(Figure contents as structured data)
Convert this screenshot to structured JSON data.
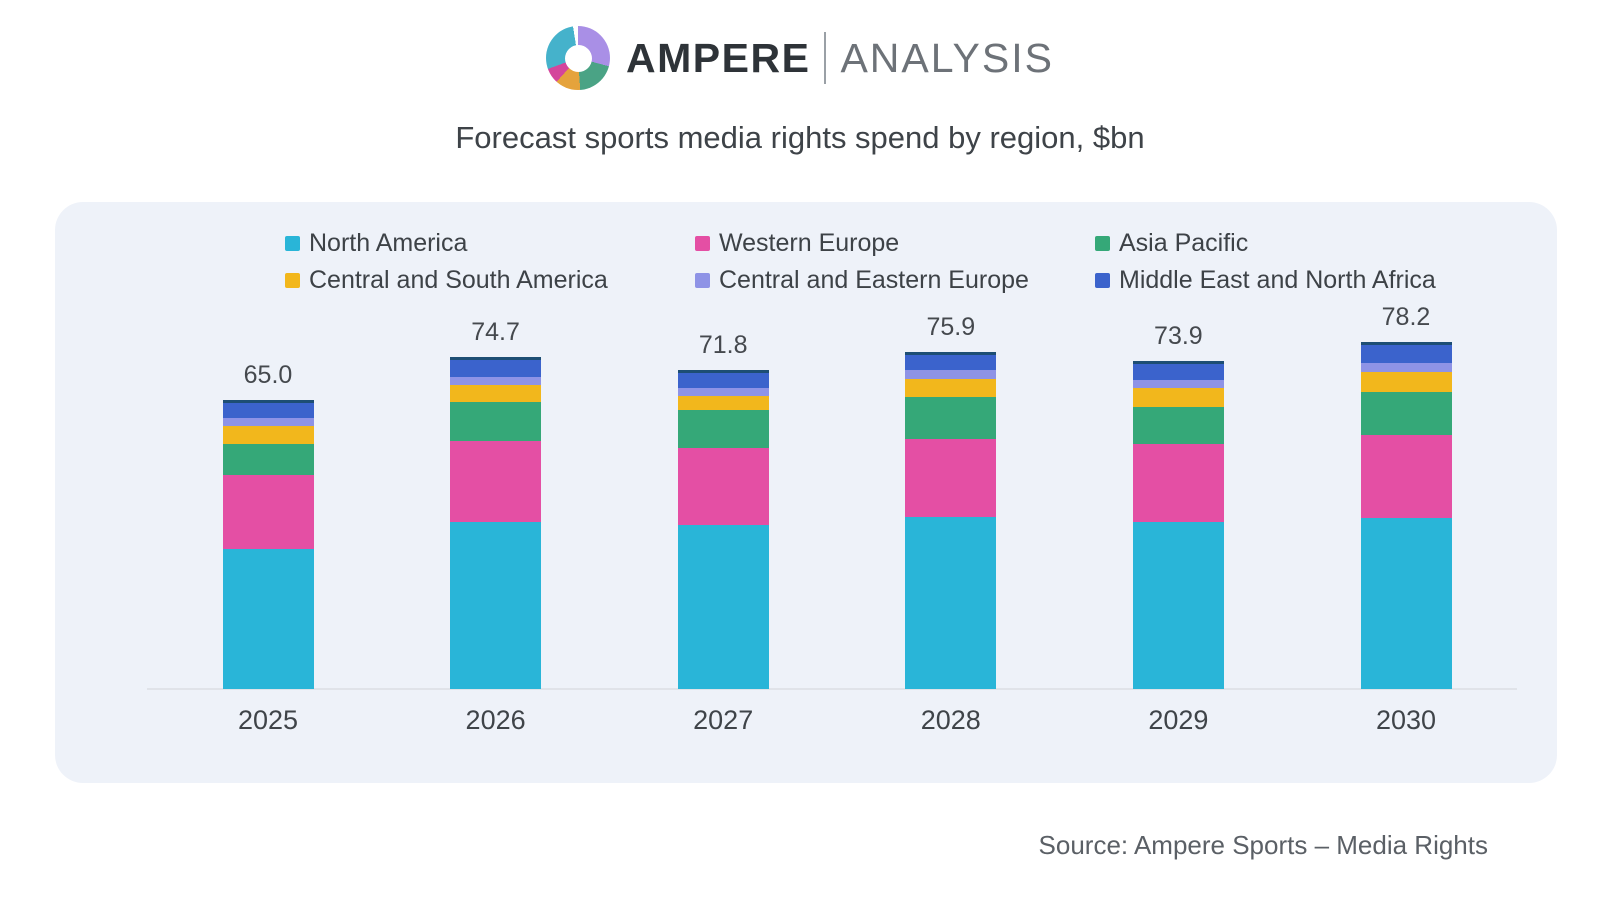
{
  "logo": {
    "brand": "AMPERE",
    "suffix": "ANALYSIS",
    "donut_icon_colors": [
      "#a98fe6",
      "#4aa385",
      "#e5a33c",
      "#d4459c",
      "#45b2cb"
    ]
  },
  "title": "Forecast sports media rights spend by region, $bn",
  "source": "Source: Ampere Sports – Media Rights",
  "chart_data": {
    "type": "bar",
    "stacked": true,
    "title": "Forecast sports media rights spend by region, $bn",
    "xlabel": "",
    "ylabel": "",
    "legend_position": "top",
    "grid": false,
    "categories": [
      "2025",
      "2026",
      "2027",
      "2028",
      "2029",
      "2030"
    ],
    "totals": [
      65.0,
      74.7,
      71.8,
      75.9,
      73.9,
      78.2
    ],
    "series": [
      {
        "name": "North America",
        "color": "#29b5d8",
        "values": [
          31.5,
          37.6,
          36.9,
          38.7,
          37.6,
          38.5
        ]
      },
      {
        "name": "Western Europe",
        "color": "#e44fa4",
        "values": [
          16.6,
          18.2,
          17.3,
          17.6,
          17.6,
          18.7
        ]
      },
      {
        "name": "Asia Pacific",
        "color": "#35a878",
        "values": [
          7.0,
          8.8,
          8.6,
          9.4,
          8.3,
          9.7
        ]
      },
      {
        "name": "Central and South America",
        "color": "#f2b71c",
        "values": [
          4.2,
          3.9,
          3.2,
          4.1,
          4.2,
          4.4
        ]
      },
      {
        "name": "Central and Eastern Europe",
        "color": "#8e93e6",
        "values": [
          1.8,
          1.8,
          1.8,
          2.1,
          1.9,
          2.2
        ]
      },
      {
        "name": "Middle East and North Africa",
        "color": "#3b63cc",
        "values": [
          3.9,
          4.4,
          4.0,
          4.0,
          4.3,
          4.7
        ]
      }
    ]
  }
}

**Aim**.
Isolate the lines above that contain the word "Forecast" and copy them.

**Written answer**.
  "title": "Forecast sports media rights spend by region, $bn",
    "title": "Forecast sports media rights spend by region, $bn",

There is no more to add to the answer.